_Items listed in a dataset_
--

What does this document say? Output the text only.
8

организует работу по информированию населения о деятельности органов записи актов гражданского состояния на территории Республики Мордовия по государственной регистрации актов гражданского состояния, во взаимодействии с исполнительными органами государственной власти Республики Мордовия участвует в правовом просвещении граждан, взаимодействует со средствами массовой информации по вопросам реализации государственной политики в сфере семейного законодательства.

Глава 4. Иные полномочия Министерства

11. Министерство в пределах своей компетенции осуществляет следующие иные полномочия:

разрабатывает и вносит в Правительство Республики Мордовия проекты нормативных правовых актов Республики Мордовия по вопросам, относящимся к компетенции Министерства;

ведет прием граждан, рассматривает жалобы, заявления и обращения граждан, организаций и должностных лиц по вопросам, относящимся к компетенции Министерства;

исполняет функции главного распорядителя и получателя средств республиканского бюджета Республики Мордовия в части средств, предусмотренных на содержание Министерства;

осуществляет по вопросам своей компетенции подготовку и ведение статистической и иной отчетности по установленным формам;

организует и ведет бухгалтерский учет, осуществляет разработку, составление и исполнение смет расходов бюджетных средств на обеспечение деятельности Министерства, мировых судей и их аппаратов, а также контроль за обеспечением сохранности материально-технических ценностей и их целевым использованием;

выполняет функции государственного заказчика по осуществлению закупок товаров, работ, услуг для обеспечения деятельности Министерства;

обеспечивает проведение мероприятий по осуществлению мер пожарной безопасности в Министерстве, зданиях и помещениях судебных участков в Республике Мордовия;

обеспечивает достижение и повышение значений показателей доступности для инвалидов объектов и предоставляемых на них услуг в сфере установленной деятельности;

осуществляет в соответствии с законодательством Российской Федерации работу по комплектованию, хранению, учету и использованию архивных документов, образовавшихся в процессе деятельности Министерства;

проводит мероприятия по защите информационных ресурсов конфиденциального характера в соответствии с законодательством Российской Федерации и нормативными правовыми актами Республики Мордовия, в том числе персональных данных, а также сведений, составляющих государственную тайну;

--

_EXERCISE AIM_
Return the whole listing exactly.

_SOLVED PROBLEM_
What does this document say? Output the text only.
8

организует работу по информированию населения о деятельности органов записи актов гражданского состояния на территории Республики Мордовия по государственной регистрации актов гражданского состояния, во взаимодействии с исполнительными органами государственной власти Республики Мордовия участвует в правовом просвещении граждан, взаимодействует со средствами массовой информации по вопросам реализации государственной политики в сфере семейного законодательства.

Глава 4. Иные полномочия Министерства

11. Министерство в пределах своей компетенции осуществляет следующие иные полномочия:

разрабатывает и вносит в Правительство Республики Мордовия проекты нормативных правовых актов Республики Мордовия по вопросам, относящимся к компетенции Министерства;

ведет прием граждан, рассматривает жалобы, заявления и обращения граждан, организаций и должностных лиц по вопросам, относящимся к компетенции Министерства;

исполняет функции главного распорядителя и получателя средств республиканского бюджета Республики Мордовия в части средств, предусмотренных на содержание Министерства;

осуществляет по вопросам своей компетенции подготовку и ведение статистической и иной отчетности по установленным формам;

организует и ведет бухгалтерский учет, осуществляет разработку, составление и исполнение смет расходов бюджетных средств на обеспечение деятельности Министерства, мировых судей и их аппаратов, а также контроль за обеспечением сохранности материально-технических ценностей и их целевым использованием;

выполняет функции государственного заказчика по осуществлению закупок товаров, работ, услуг для обеспечения деятельности Министерства;

обеспечивает проведение мероприятий по осуществлению мер пожарной безопасности в Министерстве, зданиях и помещениях судебных участков в Республике Мордовия;

обеспечивает достижение и повышение значений показателей доступности для инвалидов объектов и предоставляемых на них услуг в сфере установленной деятельности;

осуществляет в соответствии с законодательством Российской Федерации работу по комплектованию, хранению, учету и использованию архивных документов, образовавшихся в процессе деятельности Министерства;

проводит мероприятия по защите информационных ресурсов конфиденциального характера в соответствии с законодательством Российской Федерации и нормативными правовыми актами Республики Мордовия, в том числе персональных данных, а также сведений, составляющих государственную тайну;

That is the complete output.